Lines of data:
════════

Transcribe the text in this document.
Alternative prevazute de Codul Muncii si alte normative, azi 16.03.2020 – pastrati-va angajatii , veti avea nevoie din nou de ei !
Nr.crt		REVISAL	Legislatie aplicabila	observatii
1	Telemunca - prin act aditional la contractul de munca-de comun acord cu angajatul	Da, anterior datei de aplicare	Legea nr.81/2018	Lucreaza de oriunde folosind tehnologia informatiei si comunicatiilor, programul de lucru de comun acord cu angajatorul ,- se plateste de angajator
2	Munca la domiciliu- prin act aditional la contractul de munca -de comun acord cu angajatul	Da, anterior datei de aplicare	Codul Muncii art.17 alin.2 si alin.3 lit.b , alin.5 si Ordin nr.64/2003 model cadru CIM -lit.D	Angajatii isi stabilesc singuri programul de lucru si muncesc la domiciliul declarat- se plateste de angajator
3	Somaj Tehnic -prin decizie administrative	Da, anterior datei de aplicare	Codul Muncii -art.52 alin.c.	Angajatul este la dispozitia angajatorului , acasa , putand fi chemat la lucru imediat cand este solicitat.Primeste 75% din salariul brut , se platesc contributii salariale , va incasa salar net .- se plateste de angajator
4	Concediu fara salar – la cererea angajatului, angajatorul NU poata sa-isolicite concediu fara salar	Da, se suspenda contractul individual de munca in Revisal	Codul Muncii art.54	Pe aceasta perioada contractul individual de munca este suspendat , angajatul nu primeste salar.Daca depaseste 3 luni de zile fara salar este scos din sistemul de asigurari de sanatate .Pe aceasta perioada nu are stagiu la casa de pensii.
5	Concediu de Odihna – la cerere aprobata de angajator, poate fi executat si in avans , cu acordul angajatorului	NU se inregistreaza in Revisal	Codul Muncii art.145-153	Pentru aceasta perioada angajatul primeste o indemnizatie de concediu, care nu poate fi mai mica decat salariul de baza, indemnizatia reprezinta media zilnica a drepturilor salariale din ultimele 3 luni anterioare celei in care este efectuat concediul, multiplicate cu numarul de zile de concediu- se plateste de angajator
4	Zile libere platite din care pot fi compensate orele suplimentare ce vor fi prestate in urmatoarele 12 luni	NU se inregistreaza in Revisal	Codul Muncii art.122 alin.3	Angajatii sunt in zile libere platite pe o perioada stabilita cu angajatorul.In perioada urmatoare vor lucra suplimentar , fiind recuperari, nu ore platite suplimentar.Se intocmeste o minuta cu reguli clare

════════

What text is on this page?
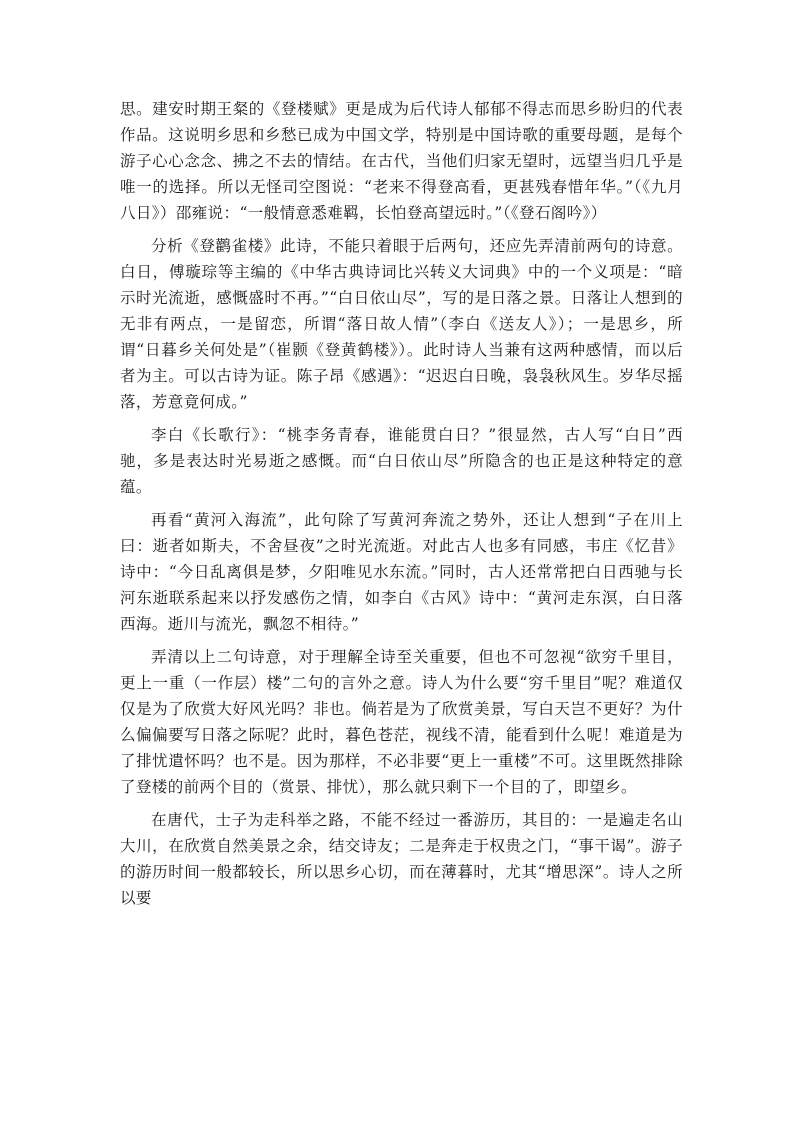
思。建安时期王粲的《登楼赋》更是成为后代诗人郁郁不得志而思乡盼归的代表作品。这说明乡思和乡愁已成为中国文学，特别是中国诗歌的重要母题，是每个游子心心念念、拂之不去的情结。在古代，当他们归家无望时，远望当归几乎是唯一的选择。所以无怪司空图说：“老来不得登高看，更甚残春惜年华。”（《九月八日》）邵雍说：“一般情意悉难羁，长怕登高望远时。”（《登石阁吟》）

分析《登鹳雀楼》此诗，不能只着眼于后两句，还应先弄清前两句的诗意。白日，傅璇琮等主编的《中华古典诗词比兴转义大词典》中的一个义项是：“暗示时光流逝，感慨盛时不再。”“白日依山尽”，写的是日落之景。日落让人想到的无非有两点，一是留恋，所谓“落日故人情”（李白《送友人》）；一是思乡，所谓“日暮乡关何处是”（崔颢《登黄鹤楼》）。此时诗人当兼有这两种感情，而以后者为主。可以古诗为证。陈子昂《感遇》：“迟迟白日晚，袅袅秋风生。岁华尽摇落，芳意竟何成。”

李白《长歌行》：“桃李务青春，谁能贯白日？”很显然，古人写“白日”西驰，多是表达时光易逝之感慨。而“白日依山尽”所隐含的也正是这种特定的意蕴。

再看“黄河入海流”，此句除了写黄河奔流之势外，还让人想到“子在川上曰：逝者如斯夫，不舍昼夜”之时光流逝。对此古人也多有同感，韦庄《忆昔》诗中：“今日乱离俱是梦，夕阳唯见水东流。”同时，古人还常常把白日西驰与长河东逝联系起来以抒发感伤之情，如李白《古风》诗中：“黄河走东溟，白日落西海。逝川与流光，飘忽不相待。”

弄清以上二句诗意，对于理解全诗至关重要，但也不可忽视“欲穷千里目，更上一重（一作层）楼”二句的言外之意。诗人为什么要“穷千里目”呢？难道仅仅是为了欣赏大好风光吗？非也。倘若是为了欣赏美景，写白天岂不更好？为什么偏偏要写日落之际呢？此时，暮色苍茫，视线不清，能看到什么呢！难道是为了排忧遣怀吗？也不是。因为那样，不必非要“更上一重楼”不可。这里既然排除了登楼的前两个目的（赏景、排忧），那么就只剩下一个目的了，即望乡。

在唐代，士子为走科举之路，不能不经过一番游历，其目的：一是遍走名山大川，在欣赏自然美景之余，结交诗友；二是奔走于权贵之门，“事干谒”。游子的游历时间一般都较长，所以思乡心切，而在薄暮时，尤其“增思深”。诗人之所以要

════════

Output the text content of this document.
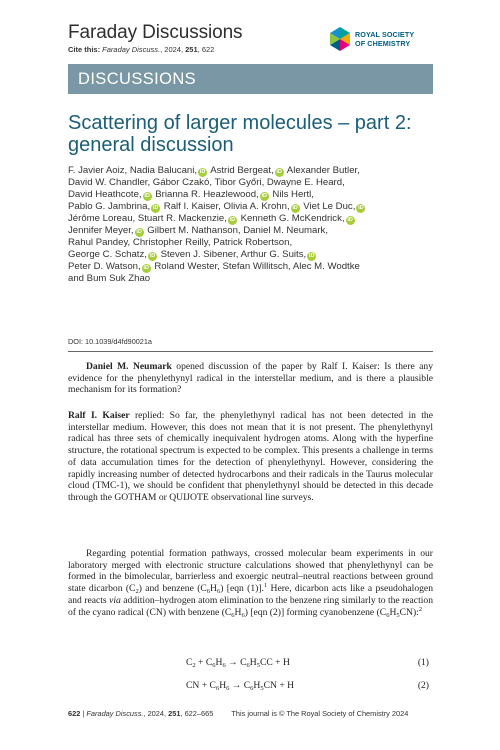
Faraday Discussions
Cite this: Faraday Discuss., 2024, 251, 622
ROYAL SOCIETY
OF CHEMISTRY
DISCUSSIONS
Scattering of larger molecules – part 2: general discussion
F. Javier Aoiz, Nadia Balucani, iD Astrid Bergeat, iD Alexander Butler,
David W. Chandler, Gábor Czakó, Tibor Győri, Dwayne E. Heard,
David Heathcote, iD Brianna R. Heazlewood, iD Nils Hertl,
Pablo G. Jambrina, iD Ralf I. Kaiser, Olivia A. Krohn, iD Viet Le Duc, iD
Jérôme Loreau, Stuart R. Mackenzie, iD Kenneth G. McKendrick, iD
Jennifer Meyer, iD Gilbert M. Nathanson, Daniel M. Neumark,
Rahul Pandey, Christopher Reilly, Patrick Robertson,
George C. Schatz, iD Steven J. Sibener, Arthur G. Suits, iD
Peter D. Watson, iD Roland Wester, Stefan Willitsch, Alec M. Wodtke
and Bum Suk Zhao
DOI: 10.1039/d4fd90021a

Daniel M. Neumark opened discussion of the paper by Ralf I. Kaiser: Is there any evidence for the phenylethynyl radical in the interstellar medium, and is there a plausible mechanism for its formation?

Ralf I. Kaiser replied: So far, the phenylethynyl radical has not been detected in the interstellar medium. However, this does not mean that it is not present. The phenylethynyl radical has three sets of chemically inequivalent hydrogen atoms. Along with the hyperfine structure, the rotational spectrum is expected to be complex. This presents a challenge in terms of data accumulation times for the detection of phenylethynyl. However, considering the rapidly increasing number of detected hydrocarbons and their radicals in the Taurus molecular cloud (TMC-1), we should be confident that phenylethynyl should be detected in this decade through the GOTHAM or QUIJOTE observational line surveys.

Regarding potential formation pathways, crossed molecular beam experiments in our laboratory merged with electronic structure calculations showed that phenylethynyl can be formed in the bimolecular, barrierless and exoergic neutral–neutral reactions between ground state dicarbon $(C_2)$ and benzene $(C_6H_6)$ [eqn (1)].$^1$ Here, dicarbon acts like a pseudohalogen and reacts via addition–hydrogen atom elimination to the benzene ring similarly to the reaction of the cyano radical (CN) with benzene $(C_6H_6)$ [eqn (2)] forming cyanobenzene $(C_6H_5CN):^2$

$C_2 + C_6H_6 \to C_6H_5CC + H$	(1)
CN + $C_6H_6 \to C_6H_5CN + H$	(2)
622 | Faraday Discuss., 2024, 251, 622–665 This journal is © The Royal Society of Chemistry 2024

════════

● **WHAT IS REQUIRED**: Return all lines of the material above in which the word "Neumark" occurs.

● **THE OUTPUT**:
Jennifer Meyer, iD Gilbert M. Nathanson, Daniel M. Neumark,
Daniel M. Neumark opened discussion of the paper by Ralf I. Kaiser: Is there any evidence for the phenylethynyl radical in the interstellar medium, and is there a plausible mechanism for its formation?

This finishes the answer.